-- WHAT IS EXPECTED --
All the entries need to be quoted exactly, apart from the pictures, which you should drop.

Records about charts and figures
============================================================
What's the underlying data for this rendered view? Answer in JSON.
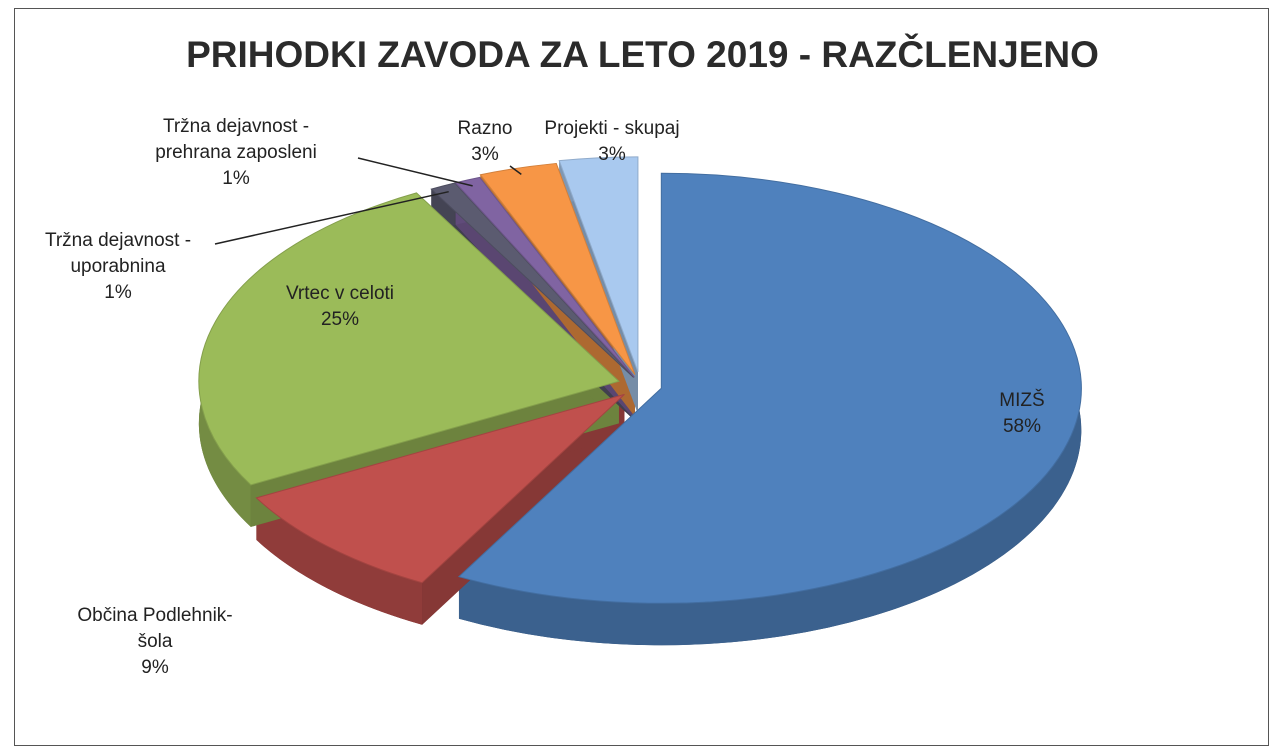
{
  "chart_data": {
    "type": "pie",
    "title": "PRIHODKI ZAVODA ZA LETO 2019 - RAZČLENJENO",
    "categories": [
      "MIZŠ",
      "Občina Podlehnik-šola",
      "Vrtec v celoti",
      "Tržna dejavnost - uporabnina",
      "Tržna dejavnost - prehrana zaposleni",
      "Razno",
      "Projekti - skupaj"
    ],
    "values": [
      58,
      9,
      25,
      1,
      1,
      3,
      3
    ],
    "value_labels": [
      "58%",
      "9%",
      "25%",
      "1%",
      "1%",
      "3%",
      "3%"
    ],
    "colors": [
      "#4f81bd",
      "#c0504d",
      "#9bbb59",
      "#5b5b70",
      "#8064a2",
      "#f79646",
      "#a9c9ef"
    ]
  }
}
============================================================
-- WRITTEN RESPONSE --
What's the underlying data for this rendered view? Answer in JSON.
{
  "chart_data": {
    "type": "pie",
    "title": "PRIHODKI ZAVODA ZA LETO 2019 - RAZČLENJENO",
    "categories": [
      "MIZŠ",
      "Občina Podlehnik-šola",
      "Vrtec v celoti",
      "Tržna dejavnost - uporabnina",
      "Tržna dejavnost - prehrana zaposleni",
      "Razno",
      "Projekti - skupaj"
    ],
    "values": [
      58,
      9,
      25,
      1,
      1,
      3,
      3
    ],
    "value_labels": [
      "58%",
      "9%",
      "25%",
      "1%",
      "1%",
      "3%",
      "3%"
    ],
    "colors": [
      "#4f81bd",
      "#c0504d",
      "#9bbb59",
      "#5b5b70",
      "#8064a2",
      "#f79646",
      "#a9c9ef"
    ]
  }
}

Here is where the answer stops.